■ WRITTEN INSTRUCTION:
Repeat the entries below exactly as they appear, with no pictures.

========

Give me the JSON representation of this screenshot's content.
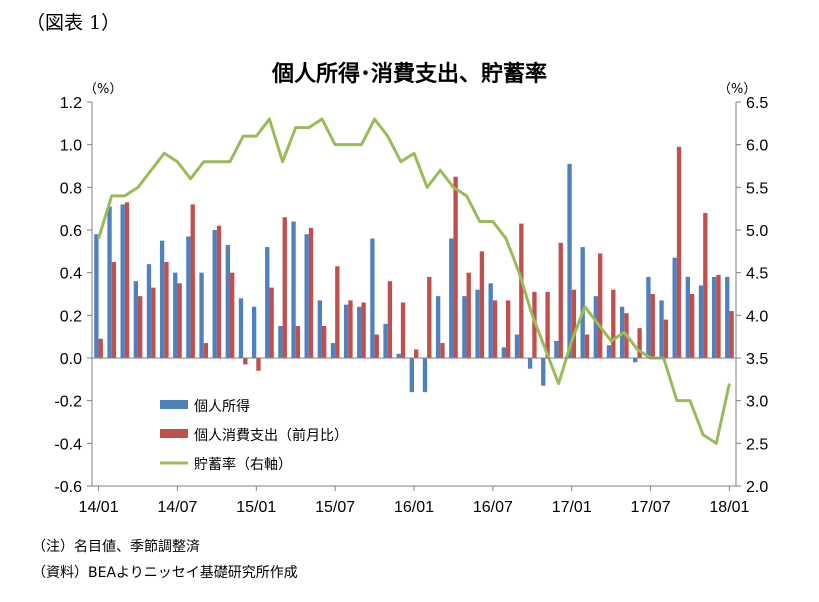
{
  "figure_label": "（図表 1）",
  "chart_data": {
    "type": "bar",
    "title": "個人所得･消費支出、貯蓄率",
    "y_left_label": "（%）",
    "y_right_label": "（%）",
    "y_left_range": [
      -0.6,
      1.2
    ],
    "y_right_range": [
      2.0,
      6.5
    ],
    "y_left_ticks": [
      "1.2",
      "1.0",
      "0.8",
      "0.6",
      "0.4",
      "0.2",
      "0.0",
      "-0.2",
      "-0.4",
      "-0.6"
    ],
    "y_right_ticks": [
      "6.5",
      "6.0",
      "5.5",
      "5.0",
      "4.5",
      "4.0",
      "3.5",
      "3.0",
      "2.5",
      "2.0"
    ],
    "x_tick_labels": [
      "14/01",
      "14/07",
      "15/01",
      "15/07",
      "16/01",
      "16/07",
      "17/01",
      "17/07",
      "18/01"
    ],
    "categories": [
      "14/01",
      "14/02",
      "14/03",
      "14/04",
      "14/05",
      "14/06",
      "14/07",
      "14/08",
      "14/09",
      "14/10",
      "14/11",
      "14/12",
      "15/01",
      "15/02",
      "15/03",
      "15/04",
      "15/05",
      "15/06",
      "15/07",
      "15/08",
      "15/09",
      "15/10",
      "15/11",
      "15/12",
      "16/01",
      "16/02",
      "16/03",
      "16/04",
      "16/05",
      "16/06",
      "16/07",
      "16/08",
      "16/09",
      "16/10",
      "16/11",
      "16/12",
      "17/01",
      "17/02",
      "17/03",
      "17/04",
      "17/05",
      "17/06",
      "17/07",
      "17/08",
      "17/09",
      "17/10",
      "17/11",
      "17/12",
      "18/01"
    ],
    "series": [
      {
        "name": "個人所得",
        "type": "bar",
        "axis": "left",
        "color": "#4f81bd",
        "values": [
          0.58,
          0.71,
          0.72,
          0.36,
          0.44,
          0.55,
          0.4,
          0.57,
          0.4,
          0.6,
          0.53,
          0.28,
          0.24,
          0.52,
          0.15,
          0.64,
          0.58,
          0.27,
          0.07,
          0.25,
          0.24,
          0.56,
          0.16,
          0.02,
          -0.16,
          -0.16,
          0.29,
          0.56,
          0.29,
          0.32,
          0.35,
          0.05,
          0.11,
          -0.05,
          -0.13,
          0.08,
          0.91,
          0.52,
          0.29,
          0.06,
          0.24,
          -0.02,
          0.38,
          0.27,
          0.47,
          0.38,
          0.34,
          0.38,
          0.38
        ]
      },
      {
        "name": "個人消費支出（前月比）",
        "type": "bar",
        "axis": "left",
        "color": "#c0504d",
        "values": [
          0.09,
          0.45,
          0.73,
          0.29,
          0.33,
          0.45,
          0.35,
          0.72,
          0.07,
          0.62,
          0.4,
          -0.03,
          -0.06,
          0.33,
          0.66,
          0.15,
          0.61,
          0.15,
          0.43,
          0.27,
          0.26,
          0.11,
          0.36,
          0.26,
          0.04,
          0.38,
          0.07,
          0.85,
          0.4,
          0.5,
          0.27,
          0.27,
          0.63,
          0.31,
          0.31,
          0.54,
          0.32,
          0.11,
          0.49,
          0.32,
          0.21,
          0.14,
          0.3,
          0.18,
          0.99,
          0.3,
          0.68,
          0.39,
          0.22
        ]
      },
      {
        "name": "貯蓄率（右軸）",
        "type": "line",
        "axis": "right",
        "color": "#9bbb59",
        "values": [
          4.9,
          5.4,
          5.4,
          5.5,
          5.7,
          5.9,
          5.8,
          5.6,
          5.8,
          5.8,
          5.8,
          6.1,
          6.1,
          6.3,
          5.8,
          6.2,
          6.2,
          6.3,
          6.0,
          6.0,
          6.0,
          6.3,
          6.1,
          5.8,
          5.9,
          5.5,
          5.7,
          5.5,
          5.4,
          5.1,
          5.1,
          4.9,
          4.5,
          4.0,
          3.6,
          3.2,
          3.7,
          4.1,
          3.9,
          3.7,
          3.8,
          3.6,
          3.5,
          3.5,
          3.0,
          3.0,
          2.6,
          2.5,
          3.2
        ]
      }
    ],
    "legend_position": "lower-left",
    "grid": false
  },
  "notes": {
    "note1": "（注）名目値、季節調整済",
    "note2": "（資料）BEAよりニッセイ基礎研究所作成"
  }
}
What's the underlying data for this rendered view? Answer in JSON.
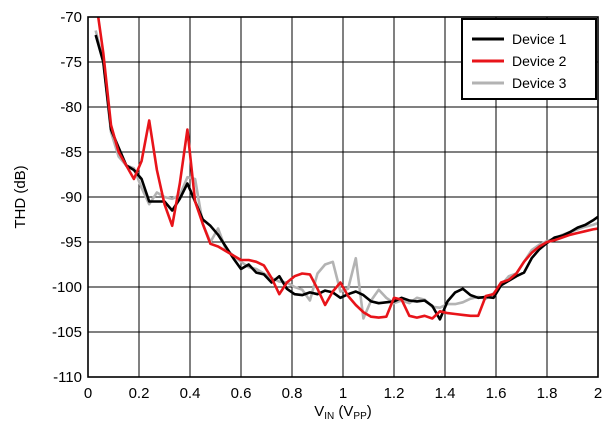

========

■ EXERCISE RESULT:
Give me the JSON representation of this screenshot's content.
{
  "figure_label": "（図表 1）",
  "chart_data": {
    "type": "bar",
    "title": "個人所得･消費支出、貯蓄率",
    "y_left_label": "（%）",
    "y_right_label": "（%）",
    "y_left_range": [
      -0.6,
      1.2
    ],
    "y_right_range": [
      2.0,
      6.5
    ],
    "y_left_ticks": [
      "1.2",
      "1.0",
      "0.8",
      "0.6",
      "0.4",
      "0.2",
      "0.0",
      "-0.2",
      "-0.4",
      "-0.6"
    ],
    "y_right_ticks": [
      "6.5",
      "6.0",
      "5.5",
      "5.0",
      "4.5",
      "4.0",
      "3.5",
      "3.0",
      "2.5",
      "2.0"
    ],
    "x_tick_labels": [
      "14/01",
      "14/07",
      "15/01",
      "15/07",
      "16/01",
      "16/07",
      "17/01",
      "17/07",
      "18/01"
    ],
    "categories": [
      "14/01",
      "14/02",
      "14/03",
      "14/04",
      "14/05",
      "14/06",
      "14/07",
      "14/08",
      "14/09",
      "14/10",
      "14/11",
      "14/12",
      "15/01",
      "15/02",
      "15/03",
      "15/04",
      "15/05",
      "15/06",
      "15/07",
      "15/08",
      "15/09",
      "15/10",
      "15/11",
      "15/12",
      "16/01",
      "16/02",
      "16/03",
      "16/04",
      "16/05",
      "16/06",
      "16/07",
      "16/08",
      "16/09",
      "16/10",
      "16/11",
      "16/12",
      "17/01",
      "17/02",
      "17/03",
      "17/04",
      "17/05",
      "17/06",
      "17/07",
      "17/08",
      "17/09",
      "17/10",
      "17/11",
      "17/12",
      "18/01"
    ],
    "series": [
      {
        "name": "個人所得",
        "type": "bar",
        "axis": "left",
        "color": "#4f81bd",
        "values": [
          0.58,
          0.71,
          0.72,
          0.36,
          0.44,
          0.55,
          0.4,
          0.57,
          0.4,
          0.6,
          0.53,
          0.28,
          0.24,
          0.52,
          0.15,
          0.64,
          0.58,
          0.27,
          0.07,
          0.25,
          0.24,
          0.56,
          0.16,
          0.02,
          -0.16,
          -0.16,
          0.29,
          0.56,
          0.29,
          0.32,
          0.35,
          0.05,
          0.11,
          -0.05,
          -0.13,
          0.08,
          0.91,
          0.52,
          0.29,
          0.06,
          0.24,
          -0.02,
          0.38,
          0.27,
          0.47,
          0.38,
          0.34,
          0.38,
          0.38
        ]
      },
      {
        "name": "個人消費支出（前月比）",
        "type": "bar",
        "axis": "left",
        "color": "#c0504d",
        "values": [
          0.09,
          0.45,
          0.73,
          0.29,
          0.33,
          0.45,
          0.35,
          0.72,
          0.07,
          0.62,
          0.4,
          -0.03,
          -0.06,
          0.33,
          0.66,
          0.15,
          0.61,
          0.15,
          0.43,
          0.27,
          0.26,
          0.11,
          0.36,
          0.26,
          0.04,
          0.38,
          0.07,
          0.85,
          0.4,
          0.5,
          0.27,
          0.27,
          0.63,
          0.31,
          0.31,
          0.54,
          0.32,
          0.11,
          0.49,
          0.32,
          0.21,
          0.14,
          0.3,
          0.18,
          0.99,
          0.3,
          0.68,
          0.39,
          0.22
        ]
      },
      {
        "name": "貯蓄率（右軸）",
        "type": "line",
        "axis": "right",
        "color": "#9bbb59",
        "values": [
          4.9,
          5.4,
          5.4,
          5.5,
          5.7,
          5.9,
          5.8,
          5.6,
          5.8,
          5.8,
          5.8,
          6.1,
          6.1,
          6.3,
          5.8,
          6.2,
          6.2,
          6.3,
          6.0,
          6.0,
          6.0,
          6.3,
          6.1,
          5.8,
          5.9,
          5.5,
          5.7,
          5.5,
          5.4,
          5.1,
          5.1,
          4.9,
          4.5,
          4.0,
          3.6,
          3.2,
          3.7,
          4.1,
          3.9,
          3.7,
          3.8,
          3.6,
          3.5,
          3.5,
          3.0,
          3.0,
          2.6,
          2.5,
          3.2
        ]
      }
    ],
    "legend_position": "lower-left",
    "grid": false
  },
  "notes": {
    "note1": "（注）名目値、季節調整済",
    "note2": "（資料）BEAよりニッセイ基礎研究所作成"
  }
}
What's the underlying data for this rendered view? Answer in JSON.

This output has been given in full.